# SET EXERCISE:
Report how many lines below contain the word "Captain", and give only that number.

# Dataset items:
========

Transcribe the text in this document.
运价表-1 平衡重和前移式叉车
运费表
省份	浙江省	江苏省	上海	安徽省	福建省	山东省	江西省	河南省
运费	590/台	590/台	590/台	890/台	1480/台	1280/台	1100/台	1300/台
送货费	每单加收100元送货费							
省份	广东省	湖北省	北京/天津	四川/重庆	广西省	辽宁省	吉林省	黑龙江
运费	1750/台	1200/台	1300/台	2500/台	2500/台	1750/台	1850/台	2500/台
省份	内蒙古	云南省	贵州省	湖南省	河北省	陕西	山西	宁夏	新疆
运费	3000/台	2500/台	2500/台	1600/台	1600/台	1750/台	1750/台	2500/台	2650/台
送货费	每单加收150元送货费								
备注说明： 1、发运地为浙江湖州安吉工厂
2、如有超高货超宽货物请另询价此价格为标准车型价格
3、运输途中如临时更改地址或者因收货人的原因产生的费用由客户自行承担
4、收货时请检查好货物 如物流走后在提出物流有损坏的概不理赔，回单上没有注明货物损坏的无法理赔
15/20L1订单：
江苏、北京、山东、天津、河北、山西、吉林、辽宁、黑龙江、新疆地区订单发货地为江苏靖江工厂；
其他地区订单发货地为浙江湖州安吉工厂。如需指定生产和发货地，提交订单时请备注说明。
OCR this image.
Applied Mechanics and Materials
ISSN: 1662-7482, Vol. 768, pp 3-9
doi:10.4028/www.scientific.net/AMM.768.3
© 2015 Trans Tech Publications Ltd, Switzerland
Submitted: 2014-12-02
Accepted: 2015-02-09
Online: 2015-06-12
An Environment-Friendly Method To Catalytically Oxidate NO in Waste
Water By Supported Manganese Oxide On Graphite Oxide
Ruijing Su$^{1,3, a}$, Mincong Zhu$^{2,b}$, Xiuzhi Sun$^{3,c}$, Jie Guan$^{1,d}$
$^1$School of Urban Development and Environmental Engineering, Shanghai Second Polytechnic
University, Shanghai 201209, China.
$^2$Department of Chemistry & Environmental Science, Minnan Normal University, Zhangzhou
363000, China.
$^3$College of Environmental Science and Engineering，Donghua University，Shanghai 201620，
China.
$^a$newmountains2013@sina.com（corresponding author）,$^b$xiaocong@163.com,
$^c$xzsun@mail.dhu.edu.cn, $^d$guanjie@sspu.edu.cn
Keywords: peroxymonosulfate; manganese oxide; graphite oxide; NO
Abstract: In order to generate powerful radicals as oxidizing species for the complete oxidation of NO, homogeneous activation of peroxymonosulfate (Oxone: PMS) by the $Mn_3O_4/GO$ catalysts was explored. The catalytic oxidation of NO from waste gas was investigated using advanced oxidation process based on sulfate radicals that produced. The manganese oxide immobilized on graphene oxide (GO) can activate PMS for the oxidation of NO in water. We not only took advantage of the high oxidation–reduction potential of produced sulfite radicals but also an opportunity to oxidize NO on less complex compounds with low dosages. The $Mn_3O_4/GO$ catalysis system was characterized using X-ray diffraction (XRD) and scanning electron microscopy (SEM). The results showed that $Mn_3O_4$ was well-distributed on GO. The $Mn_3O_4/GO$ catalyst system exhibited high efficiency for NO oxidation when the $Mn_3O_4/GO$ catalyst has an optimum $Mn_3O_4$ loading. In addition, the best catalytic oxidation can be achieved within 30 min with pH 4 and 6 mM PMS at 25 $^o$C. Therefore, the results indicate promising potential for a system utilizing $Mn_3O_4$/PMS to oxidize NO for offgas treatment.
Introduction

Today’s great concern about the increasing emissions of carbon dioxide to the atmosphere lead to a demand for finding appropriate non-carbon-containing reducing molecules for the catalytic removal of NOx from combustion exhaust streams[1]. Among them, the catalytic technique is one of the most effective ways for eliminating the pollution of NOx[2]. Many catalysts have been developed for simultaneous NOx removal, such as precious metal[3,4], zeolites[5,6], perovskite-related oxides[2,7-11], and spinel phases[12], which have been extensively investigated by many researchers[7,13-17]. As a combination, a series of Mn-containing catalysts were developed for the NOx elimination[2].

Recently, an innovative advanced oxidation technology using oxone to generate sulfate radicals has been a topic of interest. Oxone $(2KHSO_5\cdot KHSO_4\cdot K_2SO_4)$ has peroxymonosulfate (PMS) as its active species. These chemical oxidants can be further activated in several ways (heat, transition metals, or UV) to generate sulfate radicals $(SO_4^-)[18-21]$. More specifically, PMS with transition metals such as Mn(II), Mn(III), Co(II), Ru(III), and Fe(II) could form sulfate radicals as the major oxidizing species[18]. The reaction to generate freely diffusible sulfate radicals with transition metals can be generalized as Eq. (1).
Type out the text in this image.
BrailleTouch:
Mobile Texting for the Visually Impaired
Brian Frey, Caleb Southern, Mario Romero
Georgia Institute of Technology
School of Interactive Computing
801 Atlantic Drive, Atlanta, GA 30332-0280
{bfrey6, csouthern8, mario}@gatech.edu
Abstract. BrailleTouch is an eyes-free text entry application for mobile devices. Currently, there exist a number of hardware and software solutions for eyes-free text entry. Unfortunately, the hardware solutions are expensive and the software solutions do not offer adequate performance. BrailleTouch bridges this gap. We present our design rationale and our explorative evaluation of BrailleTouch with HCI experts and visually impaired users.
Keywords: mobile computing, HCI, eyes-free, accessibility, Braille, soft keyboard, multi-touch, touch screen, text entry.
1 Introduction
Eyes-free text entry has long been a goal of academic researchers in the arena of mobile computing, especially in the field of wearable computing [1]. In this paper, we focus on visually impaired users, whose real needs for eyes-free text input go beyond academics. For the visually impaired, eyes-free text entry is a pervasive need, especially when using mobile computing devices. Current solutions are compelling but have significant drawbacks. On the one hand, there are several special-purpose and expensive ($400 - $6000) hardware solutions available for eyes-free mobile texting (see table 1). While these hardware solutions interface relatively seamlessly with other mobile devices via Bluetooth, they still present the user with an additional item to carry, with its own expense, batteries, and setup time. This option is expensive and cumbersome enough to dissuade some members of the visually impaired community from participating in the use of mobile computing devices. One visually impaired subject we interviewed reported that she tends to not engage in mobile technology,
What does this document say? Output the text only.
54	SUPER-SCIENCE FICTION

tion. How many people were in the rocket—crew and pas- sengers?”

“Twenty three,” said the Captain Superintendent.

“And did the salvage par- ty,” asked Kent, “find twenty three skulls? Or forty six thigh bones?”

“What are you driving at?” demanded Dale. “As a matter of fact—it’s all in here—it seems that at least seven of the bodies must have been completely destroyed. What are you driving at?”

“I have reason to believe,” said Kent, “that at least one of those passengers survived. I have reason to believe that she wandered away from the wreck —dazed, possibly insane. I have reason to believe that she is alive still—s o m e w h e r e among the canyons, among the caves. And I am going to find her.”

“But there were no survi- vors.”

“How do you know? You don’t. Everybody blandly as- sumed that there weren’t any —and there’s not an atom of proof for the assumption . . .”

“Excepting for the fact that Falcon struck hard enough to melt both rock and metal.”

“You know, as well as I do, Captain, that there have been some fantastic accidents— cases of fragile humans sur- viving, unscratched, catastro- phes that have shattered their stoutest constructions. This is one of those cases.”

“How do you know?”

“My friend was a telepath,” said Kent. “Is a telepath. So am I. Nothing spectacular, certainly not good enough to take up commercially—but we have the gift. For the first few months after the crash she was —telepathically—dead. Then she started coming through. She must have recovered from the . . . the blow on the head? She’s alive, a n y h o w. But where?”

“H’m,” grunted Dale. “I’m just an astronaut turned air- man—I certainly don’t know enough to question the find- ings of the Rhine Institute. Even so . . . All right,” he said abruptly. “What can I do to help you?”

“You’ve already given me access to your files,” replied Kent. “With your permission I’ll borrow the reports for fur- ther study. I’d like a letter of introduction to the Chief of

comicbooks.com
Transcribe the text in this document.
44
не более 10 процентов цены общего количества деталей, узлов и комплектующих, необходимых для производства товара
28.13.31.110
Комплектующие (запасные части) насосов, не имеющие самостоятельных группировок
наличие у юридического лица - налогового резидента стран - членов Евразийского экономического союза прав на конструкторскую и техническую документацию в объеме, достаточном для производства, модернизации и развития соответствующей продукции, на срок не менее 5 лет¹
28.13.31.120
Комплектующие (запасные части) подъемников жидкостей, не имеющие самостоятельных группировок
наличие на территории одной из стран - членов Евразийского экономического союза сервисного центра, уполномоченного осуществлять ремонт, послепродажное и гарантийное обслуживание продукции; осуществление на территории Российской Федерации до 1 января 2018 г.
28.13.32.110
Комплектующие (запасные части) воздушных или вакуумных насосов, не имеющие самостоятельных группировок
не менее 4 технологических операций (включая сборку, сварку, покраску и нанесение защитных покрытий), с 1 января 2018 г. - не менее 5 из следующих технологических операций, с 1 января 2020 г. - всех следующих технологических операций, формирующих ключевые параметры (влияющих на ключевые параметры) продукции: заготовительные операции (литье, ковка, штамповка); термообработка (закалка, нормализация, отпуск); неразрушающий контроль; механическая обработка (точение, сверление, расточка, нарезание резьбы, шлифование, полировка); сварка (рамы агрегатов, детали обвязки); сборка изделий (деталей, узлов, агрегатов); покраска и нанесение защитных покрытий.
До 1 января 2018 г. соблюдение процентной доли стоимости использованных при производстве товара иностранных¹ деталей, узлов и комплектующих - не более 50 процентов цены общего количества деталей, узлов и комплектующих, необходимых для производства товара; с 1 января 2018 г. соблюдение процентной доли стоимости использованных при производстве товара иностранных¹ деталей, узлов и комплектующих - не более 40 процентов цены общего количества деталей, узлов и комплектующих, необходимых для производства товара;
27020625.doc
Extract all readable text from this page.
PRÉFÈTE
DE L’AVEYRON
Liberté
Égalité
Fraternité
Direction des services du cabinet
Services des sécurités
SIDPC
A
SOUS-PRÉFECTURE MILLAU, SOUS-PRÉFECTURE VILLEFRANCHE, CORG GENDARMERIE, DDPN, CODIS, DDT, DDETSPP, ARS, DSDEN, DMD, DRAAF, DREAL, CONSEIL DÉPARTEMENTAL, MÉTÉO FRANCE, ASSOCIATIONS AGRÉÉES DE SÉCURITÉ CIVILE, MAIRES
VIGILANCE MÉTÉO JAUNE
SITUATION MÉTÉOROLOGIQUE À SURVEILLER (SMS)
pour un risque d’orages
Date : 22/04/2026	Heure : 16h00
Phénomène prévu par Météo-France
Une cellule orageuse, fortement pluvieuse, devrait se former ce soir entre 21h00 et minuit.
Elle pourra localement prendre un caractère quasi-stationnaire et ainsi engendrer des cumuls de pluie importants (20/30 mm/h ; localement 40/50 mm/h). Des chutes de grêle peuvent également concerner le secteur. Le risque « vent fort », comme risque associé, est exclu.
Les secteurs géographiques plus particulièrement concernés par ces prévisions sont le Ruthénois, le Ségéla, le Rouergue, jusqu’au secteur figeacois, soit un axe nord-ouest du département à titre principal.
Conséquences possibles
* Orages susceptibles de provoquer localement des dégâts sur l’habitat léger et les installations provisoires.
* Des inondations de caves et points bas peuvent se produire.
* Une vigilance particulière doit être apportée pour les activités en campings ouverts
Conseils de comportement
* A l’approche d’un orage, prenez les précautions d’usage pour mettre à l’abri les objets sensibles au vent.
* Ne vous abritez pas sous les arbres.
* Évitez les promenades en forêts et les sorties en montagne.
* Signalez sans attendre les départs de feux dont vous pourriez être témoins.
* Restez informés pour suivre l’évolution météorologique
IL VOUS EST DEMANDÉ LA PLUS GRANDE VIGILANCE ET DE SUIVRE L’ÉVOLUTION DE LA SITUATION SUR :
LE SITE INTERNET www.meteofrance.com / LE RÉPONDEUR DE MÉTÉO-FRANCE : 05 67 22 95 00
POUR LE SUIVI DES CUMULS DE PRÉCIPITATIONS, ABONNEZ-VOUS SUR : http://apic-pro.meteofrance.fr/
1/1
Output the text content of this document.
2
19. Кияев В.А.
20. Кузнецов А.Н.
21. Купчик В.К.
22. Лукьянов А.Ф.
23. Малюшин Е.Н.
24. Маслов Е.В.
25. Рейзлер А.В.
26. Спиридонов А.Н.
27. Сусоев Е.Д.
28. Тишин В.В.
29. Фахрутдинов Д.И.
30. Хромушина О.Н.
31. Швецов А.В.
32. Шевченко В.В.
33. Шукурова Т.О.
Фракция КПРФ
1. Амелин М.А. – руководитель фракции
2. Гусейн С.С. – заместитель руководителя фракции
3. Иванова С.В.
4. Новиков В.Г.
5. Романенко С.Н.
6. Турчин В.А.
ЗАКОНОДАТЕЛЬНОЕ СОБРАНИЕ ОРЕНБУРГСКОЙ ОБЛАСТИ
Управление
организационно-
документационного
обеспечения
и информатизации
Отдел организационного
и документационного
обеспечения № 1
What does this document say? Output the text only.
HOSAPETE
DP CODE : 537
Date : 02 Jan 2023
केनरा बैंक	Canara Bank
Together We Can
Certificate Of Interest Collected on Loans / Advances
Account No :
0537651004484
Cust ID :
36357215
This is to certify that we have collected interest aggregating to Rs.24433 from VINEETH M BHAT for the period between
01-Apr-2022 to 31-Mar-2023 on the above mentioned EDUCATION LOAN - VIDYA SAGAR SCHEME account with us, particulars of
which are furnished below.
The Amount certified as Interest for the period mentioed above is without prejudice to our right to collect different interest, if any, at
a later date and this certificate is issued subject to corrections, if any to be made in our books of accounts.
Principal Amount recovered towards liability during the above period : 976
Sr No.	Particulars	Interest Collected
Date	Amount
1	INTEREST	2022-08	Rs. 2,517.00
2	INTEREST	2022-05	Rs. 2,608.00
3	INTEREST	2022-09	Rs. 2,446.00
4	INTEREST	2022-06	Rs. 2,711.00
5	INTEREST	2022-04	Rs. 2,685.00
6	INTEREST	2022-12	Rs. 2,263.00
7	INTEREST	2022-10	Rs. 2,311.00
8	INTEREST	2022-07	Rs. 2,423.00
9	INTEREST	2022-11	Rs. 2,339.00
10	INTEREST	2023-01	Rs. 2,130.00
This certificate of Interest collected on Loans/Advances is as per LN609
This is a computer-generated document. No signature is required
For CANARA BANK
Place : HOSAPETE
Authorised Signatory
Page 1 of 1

========

# SOLUTION TO THIS TASK:
2